[Element and coordinate rows]
▼▼▼

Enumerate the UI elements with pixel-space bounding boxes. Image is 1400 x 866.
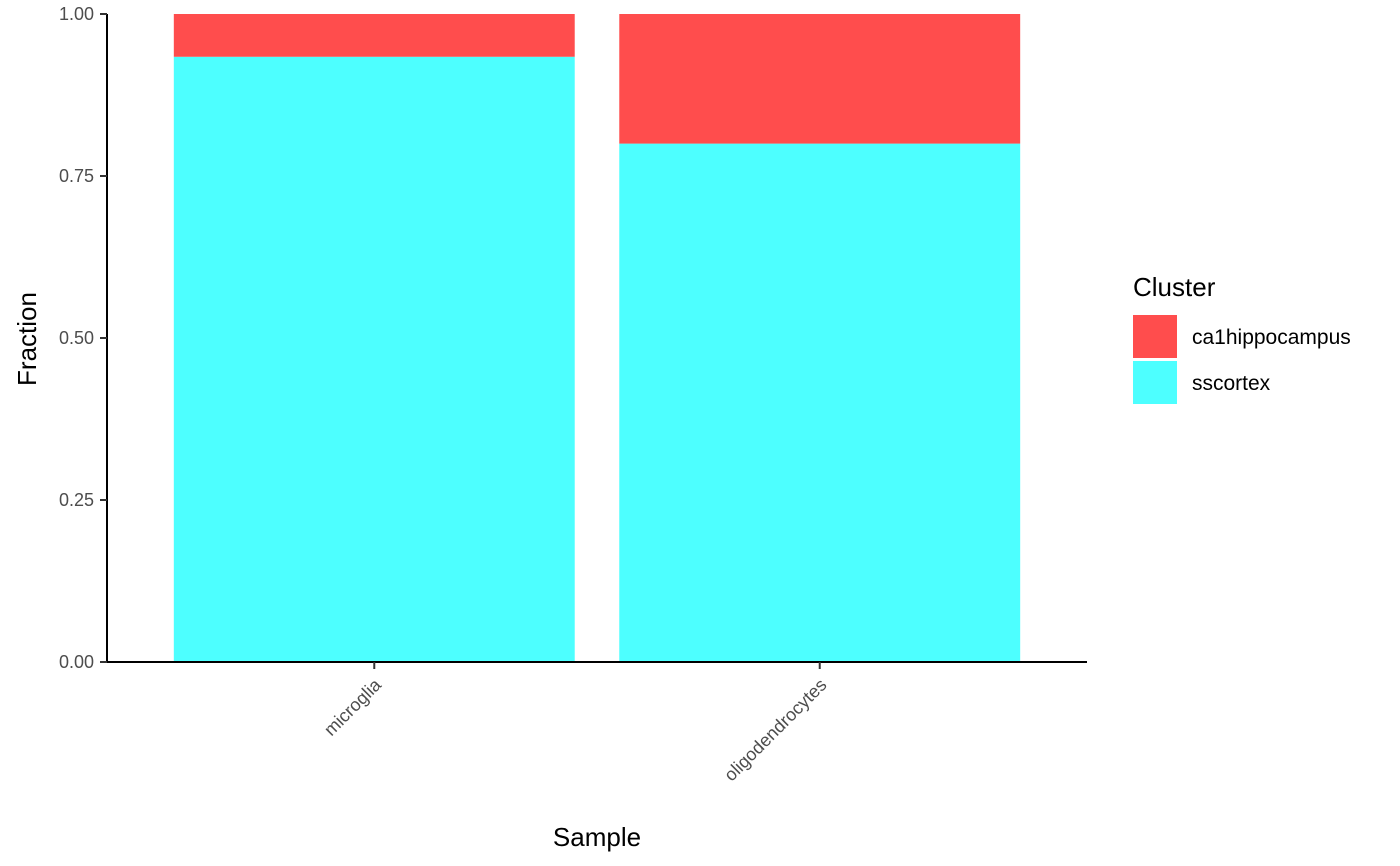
x-tick-label: oligodendrocytes — [720, 675, 830, 785]
y-tick-label: 1.00 — [59, 4, 94, 24]
legend-items: ca1hippocampus sscortex — [1133, 315, 1351, 404]
legend-title: Cluster — [1133, 272, 1216, 302]
legend-label-sscortex: sscortex — [1192, 372, 1271, 395]
legend-swatch-ca1hippocampus — [1133, 315, 1177, 358]
legend: Cluster ca1hippocampus sscortex — [1133, 272, 1351, 404]
legend-label-ca1hippocampus: ca1hippocampus — [1192, 326, 1351, 349]
bars-layer — [173, 14, 1021, 663]
y-tick-label: 0.25 — [59, 490, 94, 510]
y-axis-title: Fraction — [12, 292, 42, 386]
bar-sscortex-oligodendrocytes — [619, 143, 1021, 663]
bar-ca1hippocampus-oligodendrocytes — [619, 14, 1021, 144]
bar-ca1hippocampus-microglia — [173, 14, 575, 57]
y-tick-label: 0.75 — [59, 166, 94, 186]
x-tick-label: microglia — [320, 674, 386, 740]
bar-sscortex-microglia — [173, 56, 575, 662]
y-tick-label: 0.50 — [59, 328, 94, 348]
x-axis-title: Sample — [553, 822, 641, 852]
y-tick-label: 0.00 — [59, 652, 94, 672]
legend-swatch-sscortex — [1133, 361, 1177, 404]
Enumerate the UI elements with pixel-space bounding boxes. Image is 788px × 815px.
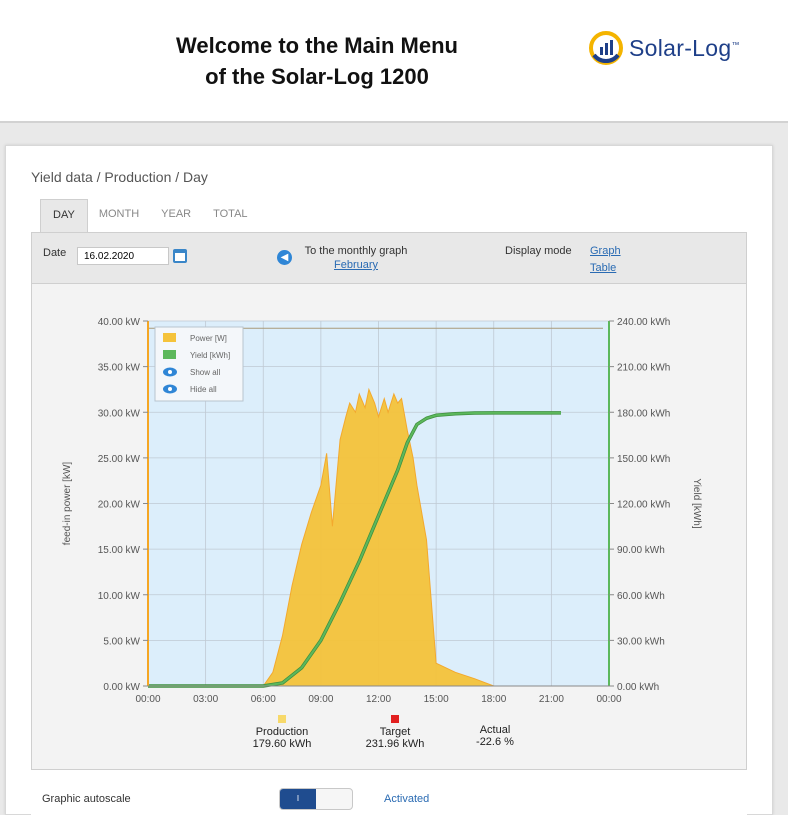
- autoscale-toggle[interactable]: I: [279, 788, 353, 810]
- legend-label: Hide all: [190, 385, 217, 394]
- production-label: Production: [255, 726, 309, 738]
- y-tick-label: 5.00 kW: [103, 636, 140, 647]
- yield-chart: 0.00 kW 5.00 kW 10.00 kW 15.00 kW 20.00 kW 25…: [62, 317, 702, 705]
- x-tick-label: 09:00: [308, 694, 333, 705]
- monthly-graph-link[interactable]: February: [333, 259, 379, 271]
- back-arrow-icon[interactable]: ◀: [277, 250, 292, 265]
- monthly-graph-label: To the monthly graph: [304, 245, 408, 257]
- x-tick-label: 15:00: [424, 694, 449, 705]
- y2-tick-label: 240.00 kWh: [617, 317, 670, 328]
- legend-swatch: [163, 333, 176, 342]
- tab-month[interactable]: MONTH: [98, 208, 140, 220]
- x-tick-label: 06:00: [251, 694, 276, 705]
- legend-label: Power [W]: [190, 334, 227, 343]
- tab-year[interactable]: YEAR: [161, 208, 192, 220]
- breadcrumb: Yield data / Production / Day: [31, 169, 208, 185]
- production-value: 179.60 kWh: [252, 738, 312, 750]
- legend-label: Yield [kWh]: [190, 351, 230, 360]
- y2-tick-label: 60.00 kWh: [617, 591, 665, 602]
- solar-log-logo: Solar-Log™: [589, 30, 740, 66]
- y-axis-title: feed-in power [kW]: [62, 462, 73, 546]
- autoscale-label: Graphic autoscale: [42, 793, 131, 805]
- tab-total[interactable]: TOTAL: [213, 208, 248, 220]
- power-area: [148, 387, 609, 687]
- y-tick-label: 10.00 kW: [98, 591, 141, 602]
- y2-tick-label: 180.00 kWh: [617, 408, 670, 419]
- y-tick-label: 35.00 kW: [98, 363, 141, 374]
- legend-label: Show all: [190, 368, 220, 377]
- production-swatch: [278, 715, 286, 723]
- y-tick-label: 40.00 kW: [98, 317, 141, 328]
- y2-axis-title: Yield [kWh]: [691, 478, 702, 528]
- yield-line: [148, 411, 561, 687]
- summary-actual: Actual -22.6 %: [457, 724, 533, 748]
- target-value: 231.96 kWh: [365, 738, 425, 750]
- y2-tick-label: 150.00 kWh: [617, 454, 670, 465]
- x-tick-label: 03:00: [193, 694, 218, 705]
- y-tick-label: 20.00 kW: [98, 500, 141, 511]
- y2-tick-label: 0.00 kWh: [617, 682, 659, 693]
- solar-log-logo-icon: [589, 31, 623, 65]
- y2-tick-label: 210.00 kWh: [617, 363, 670, 374]
- logo-text: Solar-Log™: [629, 34, 740, 61]
- chart-legend: Power [W] Yield [kWh] Show all Hide all: [154, 326, 244, 402]
- date-label: Date: [43, 247, 67, 259]
- autoscale-status: Activated: [384, 793, 430, 805]
- actual-label: Actual: [479, 724, 511, 736]
- page-header: Welcome to the Main Menu of the Solar-Lo…: [0, 0, 788, 120]
- display-mode-graph-link[interactable]: Graph: [590, 245, 621, 257]
- welcome-line-1: Welcome to the Main Menu: [176, 33, 458, 58]
- calendar-icon[interactable]: [173, 249, 187, 263]
- y-tick-label: 0.00 kW: [103, 682, 140, 693]
- eye-icon-pupil: [168, 370, 172, 374]
- summary-production: Production 179.60 kWh: [239, 714, 325, 750]
- x-tick-label: 21:00: [539, 694, 564, 705]
- summary-target: Target 231.96 kWh: [352, 714, 438, 750]
- x-tick-label: 18:00: [481, 694, 506, 705]
- y-tick-label: 15.00 kW: [98, 545, 141, 556]
- welcome-line-2: of the Solar-Log 1200: [205, 64, 429, 89]
- y-tick-label: 25.00 kW: [98, 454, 141, 465]
- actual-value: -22.6 %: [476, 736, 514, 748]
- y-tick-label: 30.00 kW: [98, 408, 141, 419]
- date-input[interactable]: [77, 247, 169, 265]
- x-tick-label: 12:00: [366, 694, 391, 705]
- x-tick-label: 00:00: [135, 694, 160, 705]
- autoscale-toggle-knob[interactable]: I: [280, 789, 316, 809]
- y2-tick-label: 30.00 kWh: [617, 636, 665, 647]
- legend-swatch: [163, 350, 176, 359]
- x-tick-label: 00:00: [596, 694, 621, 705]
- chart-area: 0.00 kW 5.00 kW 10.00 kW 15.00 kW 20.00 kW 25…: [31, 284, 747, 769]
- period-tabs: DAY MONTH YEAR TOTAL: [40, 199, 259, 232]
- y2-tick-label: 120.00 kWh: [617, 500, 670, 511]
- eye-icon-pupil: [168, 387, 172, 391]
- date-toolbar: Date ◀ To the monthly graph February Dis…: [31, 232, 747, 284]
- y2-tick-label: 90.00 kWh: [617, 545, 665, 556]
- display-mode-label: Display mode: [505, 245, 572, 257]
- target-swatch: [391, 715, 399, 723]
- autoscale-row: Graphic autoscale I Activated: [31, 769, 747, 815]
- target-label: Target: [379, 726, 411, 738]
- tab-day[interactable]: DAY: [40, 199, 88, 232]
- welcome-title: Welcome to the Main Menu of the Solar-Lo…: [0, 30, 634, 92]
- display-mode-table-link[interactable]: Table: [590, 262, 617, 274]
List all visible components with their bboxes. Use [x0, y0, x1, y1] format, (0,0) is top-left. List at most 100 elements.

▲▲▲

#### Instructions for the task
Render the rows as a JSON list of strings, one string per line and no blank lines, beginning at the line that has "x-tick-label: oligodendrocytes —" and stopping after the line that has "legend-swatch-sscortex — [1133, 361, 1177, 404]".

#### Solved problem
[
  "x-tick-label: oligodendrocytes — [720, 675, 830, 785]",
  "y-tick-label: 1.00 — [59, 4, 94, 24]",
  "legend-items: ca1hippocampus sscortex — [1133, 315, 1351, 404]",
  "legend-title: Cluster — [1133, 272, 1216, 302]",
  "legend-label-sscortex: sscortex — [1192, 372, 1271, 395]",
  "legend-swatch-ca1hippocampus — [1133, 315, 1177, 358]",
  "legend: Cluster ca1hippocampus sscortex — [1133, 272, 1351, 404]",
  "legend-label-ca1hippocampus: ca1hippocampus — [1192, 326, 1351, 349]",
  "bars-layer — [173, 14, 1021, 663]",
  "y-tick-label: 0.25 — [59, 490, 94, 510]",
  "y-axis-title: Fraction — [12, 292, 42, 386]",
  "bar-sscortex-oligodendrocytes — [619, 143, 1021, 663]",
  "bar-ca1hippocampus-oligodendrocytes — [619, 14, 1021, 144]",
  "bar-ca1hippocampus-microglia — [173, 14, 575, 57]",
  "y-tick-label: 0.75 — [59, 166, 94, 186]",
  "x-tick-label: microglia — [320, 674, 386, 740]",
  "bar-sscortex-microglia — [173, 56, 575, 662]",
  "y-tick-label: 0.50 — [59, 328, 94, 348]",
  "x-axis-title: Sample — [553, 822, 641, 852]",
  "y-tick-label: 0.00 — [59, 652, 94, 672]",
  "legend-swatch-sscortex — [1133, 361, 1177, 404]"
]